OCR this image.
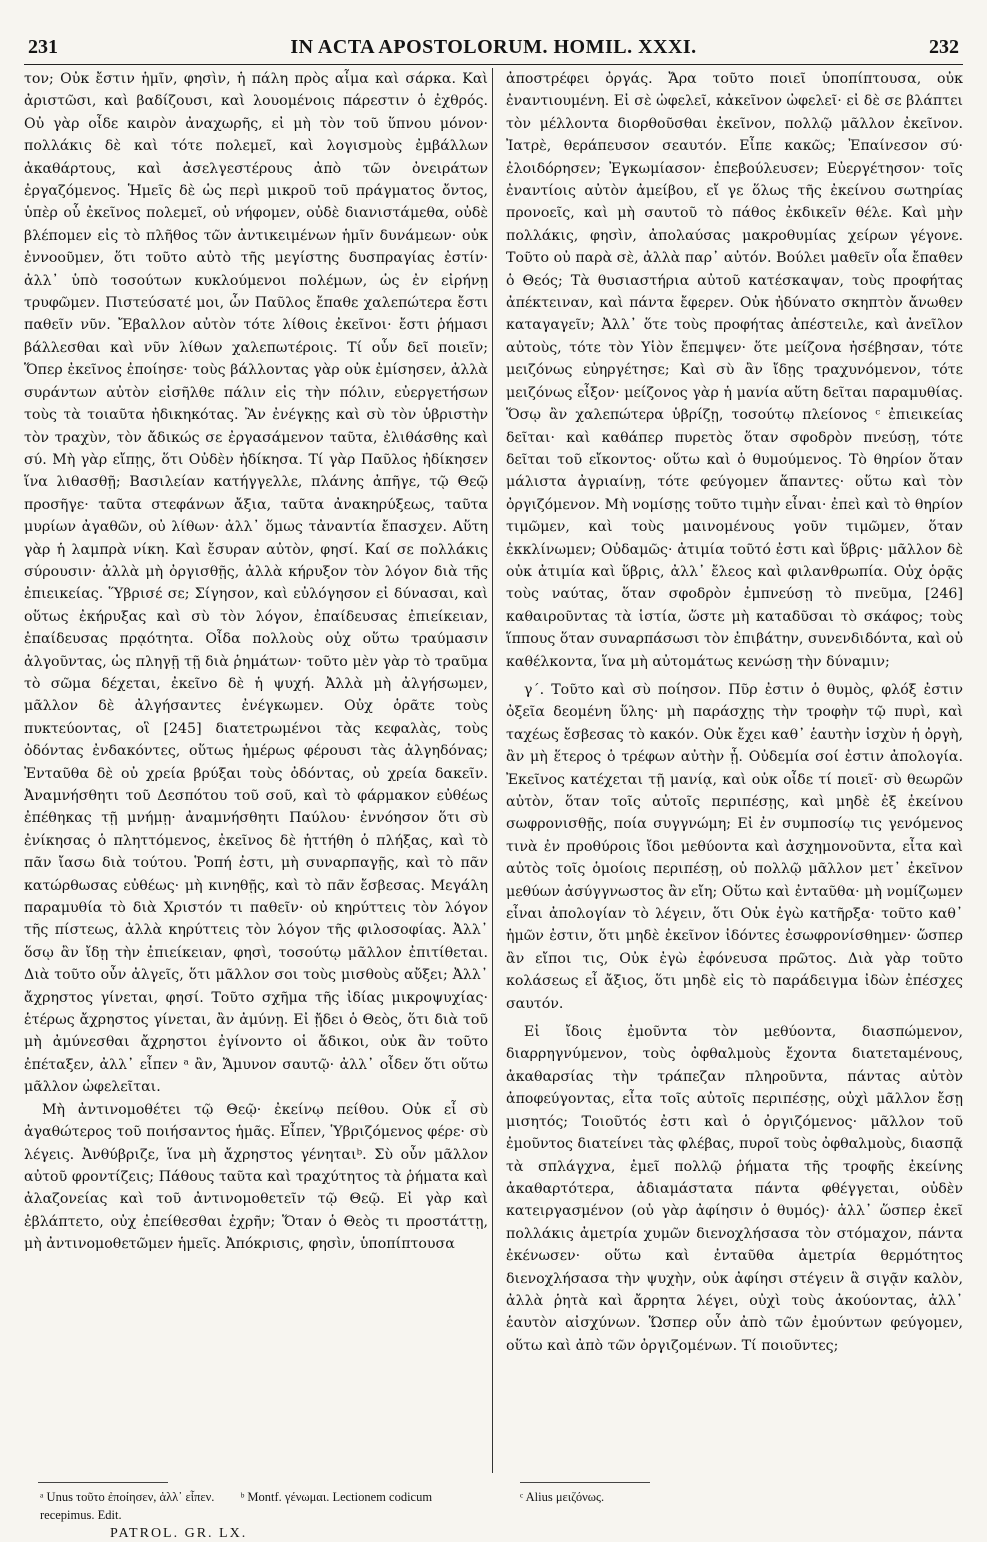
231	IN ACTA APOSTOLORUM. HOMIL. XXXI.	232

τον; Οὐκ ἔστιν ἡμῖν, φησὶν, ἡ πάλη πρὸς αἷμα καὶ σάρκα. Καὶ ἀριστῶσι, καὶ βαδίζουσι, καὶ λουομένοις πάρεστιν ὁ ἐχθρός. Οὐ γὰρ οἶδε καιρὸν ἀναχωρῆς, εἰ μὴ τὸν τοῦ ὕπνου μόνον· πολλάκις δὲ καὶ τότε πολεμεῖ, καὶ λογισμοὺς ἐμβάλλων ἀκαθάρτους, καὶ ἀσελγεστέρους ἀπὸ τῶν ὀνειράτων ἐργαζόμενος. Ἡμεῖς δὲ ὡς περὶ μικροῦ τοῦ πράγματος ὄντος, ὑπὲρ οὗ ἐκεῖνος πολεμεῖ, οὐ νήφομεν, οὐδὲ διανιστάμεθα, οὐδὲ βλέπομεν εἰς τὸ πλῆθος τῶν ἀντικειμένων ἡμῖν δυνάμεων· οὐκ ἐννοοῦμεν, ὅτι τοῦτο αὐτὸ τῆς μεγίστης δυσπραγίας ἐστίν· ἀλλ᾽ ὑπὸ τοσούτων κυκλούμενοι πολέμων, ὡς ἐν εἰρήνῃ τρυφῶμεν. Πιστεύσατέ μοι, ὧν Παῦλος ἔπαθε χαλεπώτερα ἔστι παθεῖν νῦν. Ἔβαλλον αὐτὸν τότε λίθοις ἐκεῖνοι· ἔστι ῥήμασι βάλλεσθαι καὶ νῦν λίθων χαλεπωτέροις. Τί οὖν δεῖ ποιεῖν; Ὅπερ ἐκεῖνος ἐποίησε· τοὺς βάλλοντας γὰρ οὐκ ἐμίσησεν, ἀλλὰ συράντων αὐτὸν εἰσῆλθε πάλιν εἰς τὴν πόλιν, εὐεργετήσων τοὺς τὰ τοιαῦτα ἠδικηκότας. Ἂν ἐνέγκῃς καὶ σὺ τὸν ὑβριστὴν τὸν τραχὺν, τὸν ἄδικώς σε ἐργασάμενον ταῦτα, ἐλιθάσθης καὶ σύ. Μὴ γὰρ εἴπῃς, ὅτι Οὐδὲν ἠδίκησα. Τί γὰρ Παῦλος ἠδίκησεν ἵνα λιθασθῇ; Βασιλείαν κατήγγελλε, πλάνης ἀπῆγε, τῷ Θεῷ προσῆγε· ταῦτα στεφάνων ἄξια, ταῦτα ἀνακηρύξεως, ταῦτα μυρίων ἀγαθῶν, οὐ λίθων· ἀλλ᾽ ὅμως τἀναντία ἔπασχεν. Αὕτη γὰρ ἡ λαμπρὰ νίκη. Καὶ ἔσυραν αὐτὸν, φησί. Καί σε πολλάκις σύρουσιν· ἀλλὰ μὴ ὀργισθῇς, ἀλλὰ κήρυξον τὸν λόγον διὰ τῆς ἐπιεικείας. Ὕβρισέ σε; Σίγησον, καὶ εὐλόγησον εἰ δύνασαι, καὶ οὕτως ἐκήρυξας καὶ σὺ τὸν λόγον, ἐπαίδευσας ἐπιείκειαν, ἐπαίδευσας πρᾳότητα. Οἶδα πολλοὺς οὐχ οὕτω τραύμασιν ἀλγοῦντας, ὡς πληγῇ τῇ διὰ ῥημάτων· τοῦτο μὲν γὰρ τὸ τραῦμα τὸ σῶμα δέχεται, ἐκεῖνο δὲ ἡ ψυχή. Ἀλλὰ μὴ ἀλγήσωμεν, μᾶλλον δὲ ἀλγήσαντες ἐνέγκωμεν. Οὐχ ὁρᾶτε τοὺς πυκτεύοντας, οἳ [245] διατετρωμένοι τὰς κεφαλὰς, τοὺς ὀδόντας ἐνδακόντες, οὕτως ἡμέρως φέρουσι τὰς ἀλγηδόνας; Ἐνταῦθα δὲ οὐ χρεία βρύξαι τοὺς ὀδόντας, οὐ χρεία δακεῖν. Ἀναμνήσθητι τοῦ Δεσπότου τοῦ σοῦ, καὶ τὸ φάρμακον εὐθέως ἐπέθηκας τῇ μνήμῃ· ἀναμνήσθητι Παύλου· ἐννόησον ὅτι σὺ ἐνίκησας ὁ πληττόμενος, ἐκεῖνος δὲ ἡττήθη ὁ πλήξας, καὶ τὸ πᾶν ἴασω διὰ τούτου. Ῥοπή ἐστι, μὴ συναρπαγῇς, καὶ τὸ πᾶν κατώρθωσας εὐθέως· μὴ κινηθῇς, καὶ τὸ πᾶν ἔσβεσας. Μεγάλη παραμυθία τὸ διὰ Χριστόν τι παθεῖν· οὐ κηρύττεις τὸν λόγον τῆς πίστεως, ἀλλὰ κηρύττεις τὸν λόγον τῆς φιλοσοφίας. Ἀλλ᾽ ὅσῳ ἂν ἴδῃ τὴν ἐπιείκειαν, φησὶ, τοσούτῳ μᾶλλον ἐπιτίθεται. Διὰ τοῦτο οὖν ἀλγεῖς, ὅτι μᾶλλον σοι τοὺς μισθοὺς αὔξει; Ἀλλ᾽ ἄχρηστος γίνεται, φησί. Τοῦτο σχῆμα τῆς ἰδίας μικροψυχίας· ἑτέρως ἄχρηστος γίνεται, ἂν ἀμύνῃ. Εἰ ᾔδει ὁ Θεὸς, ὅτι διὰ τοῦ μὴ ἀμύνεσθαι ἄχρηστοι ἐγίνοντο οἱ ἄδικοι, οὐκ ἂν τοῦτο ἐπέταξεν, ἀλλ᾽ εἶπεν ᵃ ἂν, Ἄμυνον σαυτῷ· ἀλλ᾽ οἶδεν ὅτι οὕτω μᾶλλον ὠφελεῖται.

Μὴ ἀντινομοθέτει τῷ Θεῷ· ἐκείνῳ πείθου. Οὐκ εἶ σὺ ἀγαθώτερος τοῦ ποιήσαντος ἡμᾶς. Εἶπεν, Ὑβριζόμενος φέρε· σὺ λέγεις. Ἀνθύβριζε, ἵνα μὴ ἄχρηστος γένηταιᵇ. Σὺ οὖν μᾶλλον αὐτοῦ φροντίζεις; Πάθους ταῦτα καὶ τραχύτητος τὰ ῥήματα καὶ ἀλαζονείας καὶ τοῦ ἀντινομοθετεῖν τῷ Θεῷ. Εἰ γὰρ καὶ ἐβλάπτετο, οὐχ ἐπείθεσθαι ἐχρῆν; Ὅταν ὁ Θεὸς τι προστάττῃ, μὴ ἀντινομοθετῶμεν ἡμεῖς. Ἀπόκρισις, φησὶν, ὑποπίπτουσα

ἀποστρέφει ὀργάς. Ἄρα τοῦτο ποιεῖ ὑποπίπτουσα, οὐκ ἐναντιουμένη. Εἰ σὲ ὠφελεῖ, κἀκεῖνον ὠφελεῖ· εἰ δὲ σε βλάπτει τὸν μέλλοντα διορθοῦσθαι ἐκεῖνον, πολλῷ μᾶλλον ἐκεῖνον. Ἰατρὲ, θεράπευσον σεαυτόν. Εἶπε κακῶς; Ἐπαίνεσον σύ· ἐλοιδόρησεν; Ἐγκωμίασον· ἐπεβούλευσεν; Εὐεργέτησον· τοῖς ἐναντίοις αὐτὸν ἀμείβου, εἴ γε ὅλως τῆς ἐκείνου σωτηρίας προνοεῖς, καὶ μὴ σαυτοῦ τὸ πάθος ἐκδικεῖν θέλε. Καὶ μὴν πολλάκις, φησὶν, ἀπολαύσας μακροθυμίας χείρων γέγονε. Τοῦτο οὐ παρὰ σὲ, ἀλλὰ παρ᾽ αὐτόν. Βούλει μαθεῖν οἷα ἔπαθεν ὁ Θεός; Τὰ θυσιαστήρια αὐτοῦ κατέσκαψαν, τοὺς προφήτας ἀπέκτειναν, καὶ πάντα ἔφερεν. Οὐκ ἠδύνατο σκηπτὸν ἄνωθεν καταγαγεῖν; Ἀλλ᾽ ὅτε τοὺς προφήτας ἀπέστειλε, καὶ ἀνεῖλον αὐτοὺς, τότε τὸν Υἱὸν ἔπεμψεν· ὅτε μείζονα ἠσέβησαν, τότε μειζόνως εὐηργέτησε; Καὶ σὺ ἂν ἴδῃς τραχυνόμενον, τότε μειζόνως εἶξον· μείζονος γὰρ ἡ μανία αὕτη δεῖται παραμυθίας. Ὅσῳ ἂν χαλεπώτερα ὑβρίζῃ, τοσούτῳ πλείονος ᶜ ἐπιεικείας δεῖται· καὶ καθάπερ πυρετὸς ὅταν σφοδρὸν πνεύσῃ, τότε δεῖται τοῦ εἴκοντος· οὕτω καὶ ὁ θυμούμενος. Τὸ θηρίον ὅταν μάλιστα ἀγριαίνῃ, τότε φεύγομεν ἅπαντες· οὕτω καὶ τὸν ὀργιζόμενον. Μὴ νομίσῃς τοῦτο τιμὴν εἶναι· ἐπεὶ καὶ τὸ θηρίον τιμῶμεν, καὶ τοὺς μαινομένους γοῦν τιμῶμεν, ὅταν ἐκκλίνωμεν; Οὐδαμῶς· ἀτιμία τοῦτό ἐστι καὶ ὕβρις· μᾶλλον δὲ οὐκ ἀτιμία καὶ ὕβρις, ἀλλ᾽ ἔλεος καὶ φιλανθρωπία. Οὐχ ὁρᾷς τοὺς ναύτας, ὅταν σφοδρὸν ἐμπνεύσῃ τὸ πνεῦμα, [246] καθαιροῦντας τὰ ἱστία, ὥστε μὴ καταδῦσαι τὸ σκάφος; τοὺς ἵππους ὅταν συναρπάσωσι τὸν ἐπιβάτην, συνενδιδόντα, καὶ οὐ καθέλκοντα, ἵνα μὴ αὐτομάτως κενώσῃ τὴν δύναμιν;

γ΄. Τοῦτο καὶ σὺ ποίησον. Πῦρ ἐστιν ὁ θυμὸς, φλόξ ἐστιν ὀξεῖα δεομένη ὕλης· μὴ παράσχῃς τὴν τροφὴν τῷ πυρὶ, καὶ ταχέως ἔσβεσας τὸ κακόν. Οὐκ ἔχει καθ᾽ ἑαυτὴν ἰσχὺν ἡ ὀργὴ, ἂν μὴ ἕτερος ὁ τρέφων αὐτὴν ᾖ. Οὐδεμία σοί ἐστιν ἀπολογία. Ἐκεῖνος κατέχεται τῇ μανίᾳ, καὶ οὐκ οἶδε τί ποιεῖ· σὺ θεωρῶν αὐτὸν, ὅταν τοῖς αὐτοῖς περιπέσῃς, καὶ μηδὲ ἐξ ἐκείνου σωφρονισθῇς, ποία συγγνώμη; Εἰ ἐν συμποσίῳ τις γενόμενος τινὰ ἐν προθύροις ἴδοι μεθύοντα καὶ ἀσχημονοῦντα, εἶτα καὶ αὐτὸς τοῖς ὁμοίοις περιπέσῃ, οὐ πολλῷ μᾶλλον μετ᾽ ἐκεῖνον μεθύων ἀσύγγνωστος ἂν εἴη; Οὕτω καὶ ἐνταῦθα· μὴ νομίζωμεν εἶναι ἀπολογίαν τὸ λέγειν, ὅτι Οὐκ ἐγὼ κατῆρξα· τοῦτο καθ᾽ ἡμῶν ἐστιν, ὅτι μηδὲ ἐκεῖνον ἰδόντες ἐσωφρονίσθημεν· ὥσπερ ἂν εἴποι τις, Οὐκ ἐγὼ ἐφόνευσα πρῶτος. Διὰ γὰρ τοῦτο κολάσεως εἶ ἄξιος, ὅτι μηδὲ εἰς τὸ παράδειγμα ἰδὼν ἐπέσχες σαυτόν.

Εἰ ἴδοις ἐμοῦντα τὸν μεθύοντα, διασπώμενον, διαρρηγνύμενον, τοὺς ὀφθαλμοὺς ἔχοντα διατεταμένους, ἀκαθαρσίας τὴν τράπεζαν πληροῦντα, πάντας αὐτὸν ἀποφεύγοντας, εἶτα τοῖς αὐτοῖς περιπέσῃς, οὐχὶ μᾶλλον ἔσῃ μισητός; Τοιοῦτός ἐστι καὶ ὁ ὀργιζόμενος· μᾶλλον τοῦ ἐμοῦντος διατείνει τὰς φλέβας, πυροῖ τοὺς ὀφθαλμοὺς, διασπᾷ τὰ σπλάγχνα, ἐμεῖ πολλῷ ῥήματα τῆς τροφῆς ἐκείνης ἀκαθαρτότερα, ἀδιαμάστατα πάντα φθέγγεται, οὐδὲν κατειργασμένον (οὐ γὰρ ἀφίησιν ὁ θυμός)· ἀλλ᾽ ὥσπερ ἐκεῖ πολλάκις ἀμετρία χυμῶν διενοχλήσασα τὸν στόμαχον, πάντα ἐκένωσεν· οὕτω καὶ ἐνταῦθα ἀμετρία θερμότητος διενοχλήσασα τὴν ψυχὴν, οὐκ ἀφίησι στέγειν ἃ σιγᾷν καλὸν, ἀλλὰ ῥητὰ καὶ ἄρρητα λέγει, οὐχὶ τοὺς ἀκούοντας, ἀλλ᾽ ἑαυτὸν αἰσχύνων. Ὥσπερ οὖν ἀπὸ τῶν ἐμούντων φεύγομεν, οὕτω καὶ ἀπὸ τῶν ὀργιζομένων. Τί ποιοῦντες;

ᵃ Unus τοῦτο ἐποίησεν, ἀλλ᾽ εἶπεν. ᵇ Montf. γένωμαι. Lectionem codicum recepimus. Edit.
ᶜ Alius μειζόνως.
PATROL. GR. LX.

◆ ◆ ◆ ◆ ◆

Stated problem: Gather each line holding the string "αὐτοῖς".

Solution to this problem:
γ΄. Τοῦτο καὶ σὺ ποίησον. Πῦρ ἐστιν ὁ θυμὸς, φλόξ ἐστιν ὀξεῖα δεομένη ὕλης· μὴ παράσχῃς τὴν τροφὴν τῷ πυρὶ, καὶ ταχέως ἔσβεσας τὸ κακόν. Οὐκ ἔχει καθ᾽ ἑαυτὴν ἰσχὺν ἡ ὀργὴ, ἂν μὴ ἕτερος ὁ τρέφων αὐτὴν ᾖ. Οὐδεμία σοί ἐστιν ἀπολογία. Ἐκεῖνος κατέχεται τῇ μανίᾳ, καὶ οὐκ οἶδε τί ποιεῖ· σὺ θεωρῶν αὐτὸν, ὅταν τοῖς αὐτοῖς περιπέσῃς, καὶ μηδὲ ἐξ ἐκείνου σωφρονισθῇς, ποία συγγνώμη; Εἰ ἐν συμποσίῳ τις γενόμενος τινὰ ἐν προθύροις ἴδοι μεθύοντα καὶ ἀσχημονοῦντα, εἶτα καὶ αὐτὸς τοῖς ὁμοίοις περιπέσῃ, οὐ πολλῷ μᾶλλον μετ᾽ ἐκεῖνον μεθύων ἀσύγγνωστος ἂν εἴη; Οὕτω καὶ ἐνταῦθα· μὴ νομίζωμεν εἶναι ἀπολογίαν τὸ λέγειν, ὅτι Οὐκ ἐγὼ κατῆρξα· τοῦτο καθ᾽ ἡμῶν ἐστιν, ὅτι μηδὲ ἐκεῖνον ἰδόντες ἐσωφρονίσθημεν· ὥσπερ ἂν εἴποι τις, Οὐκ ἐγὼ ἐφόνευσα πρῶτος. Διὰ γὰρ τοῦτο κολάσεως εἶ ἄξιος, ὅτι μηδὲ εἰς τὸ παράδειγμα ἰδὼν ἐπέσχες σαυτόν.
Εἰ ἴδοις ἐμοῦντα τὸν μεθύοντα, διασπώμενον, διαρρηγνύμενον, τοὺς ὀφθαλμοὺς ἔχοντα διατεταμένους, ἀκαθαρσίας τὴν τράπεζαν πληροῦντα, πάντας αὐτὸν ἀποφεύγοντας, εἶτα τοῖς αὐτοῖς περιπέσῃς, οὐχὶ μᾶλλον ἔσῃ μισητός; Τοιοῦτός ἐστι καὶ ὁ ὀργιζόμενος· μᾶλλον τοῦ ἐμοῦντος διατείνει τὰς φλέβας, πυροῖ τοὺς ὀφθαλμοὺς, διασπᾷ τὰ σπλάγχνα, ἐμεῖ πολλῷ ῥήματα τῆς τροφῆς ἐκείνης ἀκαθαρτότερα, ἀδιαμάστατα πάντα φθέγγεται, οὐδὲν κατειργασμένον (οὐ γὰρ ἀφίησιν ὁ θυμός)· ἀλλ᾽ ὥσπερ ἐκεῖ πολλάκις ἀμετρία χυμῶν διενοχλήσασα τὸν στόμαχον, πάντα ἐκένωσεν· οὕτω καὶ ἐνταῦθα ἀμετρία θερμότητος διενοχλήσασα τὴν ψυχὴν, οὐκ ἀφίησι στέγειν ἃ σιγᾷν καλὸν, ἀλλὰ ῥητὰ καὶ ἄρρητα λέγει, οὐχὶ τοὺς ἀκούοντας, ἀλλ᾽ ἑαυτὸν αἰσχύνων. Ὥσπερ οὖν ἀπὸ τῶν ἐμούντων φεύγομεν, οὕτω καὶ ἀπὸ τῶν ὀργιζομένων. Τί ποιοῦντες;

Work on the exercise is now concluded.